**Vorliegender Text:**
════════════════
Migranten Razzia gegen Schleuser auch in Rheinland-Pfalz
Mit Razzien in mehreren Bundesländern, darunter Rheinland-Pfalz, sind Ermittler gegen eine syrisch-irakische Gruppe mutmaßlicher Schleuser vorgegangen. Die Verdächtigen sollen rund 50 Menschen illegal nach Deutschland gebracht haben, wie die Bundespolizei am Flughafen Frankfurt am Main am Dienstag mitteilte. Für jede Schleusung sollen im Schnitt rund 9000 Euro bezahlt worden sein.
════════════════
**Datensatzauszüge:**

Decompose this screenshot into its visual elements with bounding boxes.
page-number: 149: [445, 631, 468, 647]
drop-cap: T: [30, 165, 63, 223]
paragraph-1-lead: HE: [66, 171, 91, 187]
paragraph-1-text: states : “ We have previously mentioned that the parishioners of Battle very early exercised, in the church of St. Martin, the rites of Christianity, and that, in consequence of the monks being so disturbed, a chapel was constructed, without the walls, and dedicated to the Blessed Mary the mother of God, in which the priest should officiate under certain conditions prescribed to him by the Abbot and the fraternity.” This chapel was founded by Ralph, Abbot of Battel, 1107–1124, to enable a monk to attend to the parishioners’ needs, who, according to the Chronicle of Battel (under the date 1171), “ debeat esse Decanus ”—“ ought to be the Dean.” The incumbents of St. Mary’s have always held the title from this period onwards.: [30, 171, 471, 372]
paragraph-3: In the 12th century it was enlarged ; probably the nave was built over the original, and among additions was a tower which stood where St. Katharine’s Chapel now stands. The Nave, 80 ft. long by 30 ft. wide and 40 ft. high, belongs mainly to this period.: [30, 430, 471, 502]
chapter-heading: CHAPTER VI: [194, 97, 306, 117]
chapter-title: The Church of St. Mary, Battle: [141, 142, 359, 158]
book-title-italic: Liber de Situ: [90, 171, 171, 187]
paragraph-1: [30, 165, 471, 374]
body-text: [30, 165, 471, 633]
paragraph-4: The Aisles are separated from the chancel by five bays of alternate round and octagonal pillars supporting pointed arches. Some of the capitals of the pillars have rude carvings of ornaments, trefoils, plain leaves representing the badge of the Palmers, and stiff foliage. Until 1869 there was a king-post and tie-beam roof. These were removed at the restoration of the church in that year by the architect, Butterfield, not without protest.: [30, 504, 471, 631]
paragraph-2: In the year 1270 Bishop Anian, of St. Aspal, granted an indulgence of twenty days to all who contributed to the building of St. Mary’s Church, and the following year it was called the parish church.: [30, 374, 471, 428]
════════════════
**Aufgaben:**
1. Wie viel Geld soll laut dem Bericht über die Razzia gegen Schleuser im Schnitt für jede Schleusung bezahlt worden sein?
2. Kopieren Sie aus dem Bericht über die Razzia gegen Schleuser den Abschnitt von „Migranten Razzia gegen“ bis einschließlich „bezahlt worden sein.“ wortgetreu.
3. Knüpfen Sie an den Bericht über die Razzia gegen Schleuser in Rheinland-Pfalz an, und schreiben Sie ihn im Anschluss an seinen letzten Satz weiter.

**Lösungen:**
1. Im Schnitt rund 9000 Euro.

2.
Migranten Razzia gegen Schleuser auch in Rheinland-Pfalz
Mit Razzien in mehreren Bundesländern, darunter Rheinland-Pfalz, sind Ermittler gegen eine syrisch-irakische Gruppe mutmaßlicher Schleuser vorgegangen. Die Verdächtigen sollen rund 50 Menschen illegal nach Deutschland gebracht haben, wie die Bundespolizei am Flughafen Frankfurt am Main am Dienstag mitteilte. Für jede Schleusung sollen im Schnitt rund 9000 Euro bezahlt worden sein.

3.
Nach Angaben der Ermittler fand die erste Razzia am 1. Dezember im bayerischen Neumarkt in der Oberpfalz und in Katrineholm in Schweden statt. Am 2. Dezember wurden fünf weitere Objekte in Schleswig-Holstein, Mecklenburg-Vorpommern, Brandenburg, Thüringen und Rheinland-Pfalz durchsucht. Die Ermittler beschlagnahmten Beweismittel wie Mobiltelefone, Datenträger, schriftliche Aufzeichnungen, Bargeld und Ausweise. Seit Juni 2020 wurde gegen die Gruppe ermittelt.